### What to produce
Return the listing below unchanged, minus its pictures.

------------------------------

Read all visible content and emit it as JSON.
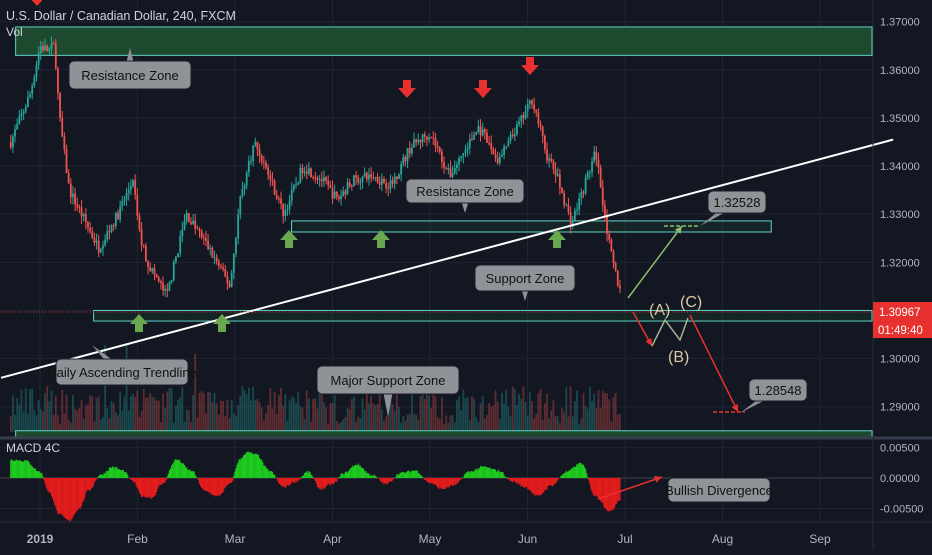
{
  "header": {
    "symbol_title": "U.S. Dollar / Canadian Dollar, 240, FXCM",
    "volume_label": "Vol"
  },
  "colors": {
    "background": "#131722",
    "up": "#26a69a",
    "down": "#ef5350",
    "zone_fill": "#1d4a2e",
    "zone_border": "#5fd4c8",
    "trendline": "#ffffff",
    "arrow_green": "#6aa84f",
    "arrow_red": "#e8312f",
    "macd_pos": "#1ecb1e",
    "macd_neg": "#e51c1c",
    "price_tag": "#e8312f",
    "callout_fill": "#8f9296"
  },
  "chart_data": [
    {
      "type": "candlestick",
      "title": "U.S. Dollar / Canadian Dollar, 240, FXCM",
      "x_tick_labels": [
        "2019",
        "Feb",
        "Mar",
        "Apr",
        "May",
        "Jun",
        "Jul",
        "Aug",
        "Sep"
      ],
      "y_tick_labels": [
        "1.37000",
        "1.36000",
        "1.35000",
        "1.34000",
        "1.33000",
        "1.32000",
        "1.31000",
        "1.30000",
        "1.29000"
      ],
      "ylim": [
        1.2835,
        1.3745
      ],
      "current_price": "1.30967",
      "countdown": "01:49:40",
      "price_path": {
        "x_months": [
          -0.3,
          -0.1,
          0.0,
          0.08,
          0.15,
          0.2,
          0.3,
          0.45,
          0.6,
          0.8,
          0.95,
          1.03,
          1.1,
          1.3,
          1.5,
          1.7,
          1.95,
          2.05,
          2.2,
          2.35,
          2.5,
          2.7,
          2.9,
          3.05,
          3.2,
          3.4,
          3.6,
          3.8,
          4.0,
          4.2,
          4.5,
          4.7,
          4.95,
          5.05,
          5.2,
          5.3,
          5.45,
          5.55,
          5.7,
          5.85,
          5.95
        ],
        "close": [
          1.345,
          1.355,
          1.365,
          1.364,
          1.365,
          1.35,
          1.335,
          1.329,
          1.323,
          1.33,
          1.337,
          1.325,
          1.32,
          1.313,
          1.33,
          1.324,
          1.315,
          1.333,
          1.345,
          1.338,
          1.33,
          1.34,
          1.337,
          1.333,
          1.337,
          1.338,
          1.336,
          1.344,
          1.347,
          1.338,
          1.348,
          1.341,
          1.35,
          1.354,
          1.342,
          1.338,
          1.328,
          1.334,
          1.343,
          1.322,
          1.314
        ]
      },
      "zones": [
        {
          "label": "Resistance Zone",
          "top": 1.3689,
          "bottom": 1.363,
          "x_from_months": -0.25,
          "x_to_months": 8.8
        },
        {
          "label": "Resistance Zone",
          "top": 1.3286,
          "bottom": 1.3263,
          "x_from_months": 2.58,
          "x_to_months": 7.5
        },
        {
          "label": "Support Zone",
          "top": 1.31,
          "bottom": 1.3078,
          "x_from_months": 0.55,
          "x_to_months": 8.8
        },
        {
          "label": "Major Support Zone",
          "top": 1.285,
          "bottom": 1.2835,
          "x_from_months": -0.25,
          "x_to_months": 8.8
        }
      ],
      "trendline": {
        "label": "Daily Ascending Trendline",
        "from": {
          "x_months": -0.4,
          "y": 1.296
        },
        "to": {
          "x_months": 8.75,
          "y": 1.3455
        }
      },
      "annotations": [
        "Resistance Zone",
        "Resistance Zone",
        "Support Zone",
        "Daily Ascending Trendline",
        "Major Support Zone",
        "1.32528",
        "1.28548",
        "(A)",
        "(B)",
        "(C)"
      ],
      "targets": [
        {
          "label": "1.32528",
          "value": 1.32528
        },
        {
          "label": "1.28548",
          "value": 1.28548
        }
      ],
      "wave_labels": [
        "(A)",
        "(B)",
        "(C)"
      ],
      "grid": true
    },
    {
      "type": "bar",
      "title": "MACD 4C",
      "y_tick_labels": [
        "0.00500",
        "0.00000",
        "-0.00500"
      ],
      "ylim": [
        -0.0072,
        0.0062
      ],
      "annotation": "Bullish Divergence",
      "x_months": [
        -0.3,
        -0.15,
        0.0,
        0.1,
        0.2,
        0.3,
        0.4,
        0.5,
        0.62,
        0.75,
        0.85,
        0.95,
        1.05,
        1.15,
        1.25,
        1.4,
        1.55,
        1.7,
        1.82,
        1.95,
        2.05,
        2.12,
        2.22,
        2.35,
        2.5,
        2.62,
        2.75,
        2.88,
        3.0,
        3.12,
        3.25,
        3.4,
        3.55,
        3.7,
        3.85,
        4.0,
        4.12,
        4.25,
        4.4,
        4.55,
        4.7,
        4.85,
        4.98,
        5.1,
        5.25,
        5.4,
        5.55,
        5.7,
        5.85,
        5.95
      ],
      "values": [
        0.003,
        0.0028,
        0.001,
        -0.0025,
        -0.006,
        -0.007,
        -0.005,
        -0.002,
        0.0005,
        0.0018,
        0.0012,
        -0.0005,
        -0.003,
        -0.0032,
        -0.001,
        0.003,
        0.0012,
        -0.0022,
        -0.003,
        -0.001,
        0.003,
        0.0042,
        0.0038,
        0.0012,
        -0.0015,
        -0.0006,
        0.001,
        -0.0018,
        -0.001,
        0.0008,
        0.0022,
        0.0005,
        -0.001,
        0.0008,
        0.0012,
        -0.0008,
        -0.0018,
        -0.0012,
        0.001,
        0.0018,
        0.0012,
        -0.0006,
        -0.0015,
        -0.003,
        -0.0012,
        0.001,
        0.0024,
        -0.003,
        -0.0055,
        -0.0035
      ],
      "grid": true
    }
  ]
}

------------------------------

### Output below
Read all visible content and emit it as JSON.
{
  "header": {
    "symbol_title": "U.S. Dollar / Canadian Dollar, 240, FXCM",
    "volume_label": "Vol"
  },
  "colors": {
    "background": "#131722",
    "up": "#26a69a",
    "down": "#ef5350",
    "zone_fill": "#1d4a2e",
    "zone_border": "#5fd4c8",
    "trendline": "#ffffff",
    "arrow_green": "#6aa84f",
    "arrow_red": "#e8312f",
    "macd_pos": "#1ecb1e",
    "macd_neg": "#e51c1c",
    "price_tag": "#e8312f",
    "callout_fill": "#8f9296"
  },
  "chart_data": [
    {
      "type": "candlestick",
      "title": "U.S. Dollar / Canadian Dollar, 240, FXCM",
      "x_tick_labels": [
        "2019",
        "Feb",
        "Mar",
        "Apr",
        "May",
        "Jun",
        "Jul",
        "Aug",
        "Sep"
      ],
      "y_tick_labels": [
        "1.37000",
        "1.36000",
        "1.35000",
        "1.34000",
        "1.33000",
        "1.32000",
        "1.31000",
        "1.30000",
        "1.29000"
      ],
      "ylim": [
        1.2835,
        1.3745
      ],
      "current_price": "1.30967",
      "countdown": "01:49:40",
      "price_path": {
        "x_months": [
          -0.3,
          -0.1,
          0.0,
          0.08,
          0.15,
          0.2,
          0.3,
          0.45,
          0.6,
          0.8,
          0.95,
          1.03,
          1.1,
          1.3,
          1.5,
          1.7,
          1.95,
          2.05,
          2.2,
          2.35,
          2.5,
          2.7,
          2.9,
          3.05,
          3.2,
          3.4,
          3.6,
          3.8,
          4.0,
          4.2,
          4.5,
          4.7,
          4.95,
          5.05,
          5.2,
          5.3,
          5.45,
          5.55,
          5.7,
          5.85,
          5.95
        ],
        "close": [
          1.345,
          1.355,
          1.365,
          1.364,
          1.365,
          1.35,
          1.335,
          1.329,
          1.323,
          1.33,
          1.337,
          1.325,
          1.32,
          1.313,
          1.33,
          1.324,
          1.315,
          1.333,
          1.345,
          1.338,
          1.33,
          1.34,
          1.337,
          1.333,
          1.337,
          1.338,
          1.336,
          1.344,
          1.347,
          1.338,
          1.348,
          1.341,
          1.35,
          1.354,
          1.342,
          1.338,
          1.328,
          1.334,
          1.343,
          1.322,
          1.314
        ]
      },
      "zones": [
        {
          "label": "Resistance Zone",
          "top": 1.3689,
          "bottom": 1.363,
          "x_from_months": -0.25,
          "x_to_months": 8.8
        },
        {
          "label": "Resistance Zone",
          "top": 1.3286,
          "bottom": 1.3263,
          "x_from_months": 2.58,
          "x_to_months": 7.5
        },
        {
          "label": "Support Zone",
          "top": 1.31,
          "bottom": 1.3078,
          "x_from_months": 0.55,
          "x_to_months": 8.8
        },
        {
          "label": "Major Support Zone",
          "top": 1.285,
          "bottom": 1.2835,
          "x_from_months": -0.25,
          "x_to_months": 8.8
        }
      ],
      "trendline": {
        "label": "Daily Ascending Trendline",
        "from": {
          "x_months": -0.4,
          "y": 1.296
        },
        "to": {
          "x_months": 8.75,
          "y": 1.3455
        }
      },
      "annotations": [
        "Resistance Zone",
        "Resistance Zone",
        "Support Zone",
        "Daily Ascending Trendline",
        "Major Support Zone",
        "1.32528",
        "1.28548",
        "(A)",
        "(B)",
        "(C)"
      ],
      "targets": [
        {
          "label": "1.32528",
          "value": 1.32528
        },
        {
          "label": "1.28548",
          "value": 1.28548
        }
      ],
      "wave_labels": [
        "(A)",
        "(B)",
        "(C)"
      ],
      "grid": true
    },
    {
      "type": "bar",
      "title": "MACD 4C",
      "y_tick_labels": [
        "0.00500",
        "0.00000",
        "-0.00500"
      ],
      "ylim": [
        -0.0072,
        0.0062
      ],
      "annotation": "Bullish Divergence",
      "x_months": [
        -0.3,
        -0.15,
        0.0,
        0.1,
        0.2,
        0.3,
        0.4,
        0.5,
        0.62,
        0.75,
        0.85,
        0.95,
        1.05,
        1.15,
        1.25,
        1.4,
        1.55,
        1.7,
        1.82,
        1.95,
        2.05,
        2.12,
        2.22,
        2.35,
        2.5,
        2.62,
        2.75,
        2.88,
        3.0,
        3.12,
        3.25,
        3.4,
        3.55,
        3.7,
        3.85,
        4.0,
        4.12,
        4.25,
        4.4,
        4.55,
        4.7,
        4.85,
        4.98,
        5.1,
        5.25,
        5.4,
        5.55,
        5.7,
        5.85,
        5.95
      ],
      "values": [
        0.003,
        0.0028,
        0.001,
        -0.0025,
        -0.006,
        -0.007,
        -0.005,
        -0.002,
        0.0005,
        0.0018,
        0.0012,
        -0.0005,
        -0.003,
        -0.0032,
        -0.001,
        0.003,
        0.0012,
        -0.0022,
        -0.003,
        -0.001,
        0.003,
        0.0042,
        0.0038,
        0.0012,
        -0.0015,
        -0.0006,
        0.001,
        -0.0018,
        -0.001,
        0.0008,
        0.0022,
        0.0005,
        -0.001,
        0.0008,
        0.0012,
        -0.0008,
        -0.0018,
        -0.0012,
        0.001,
        0.0018,
        0.0012,
        -0.0006,
        -0.0015,
        -0.003,
        -0.0012,
        0.001,
        0.0024,
        -0.003,
        -0.0055,
        -0.0035
      ],
      "grid": true
    }
  ]
}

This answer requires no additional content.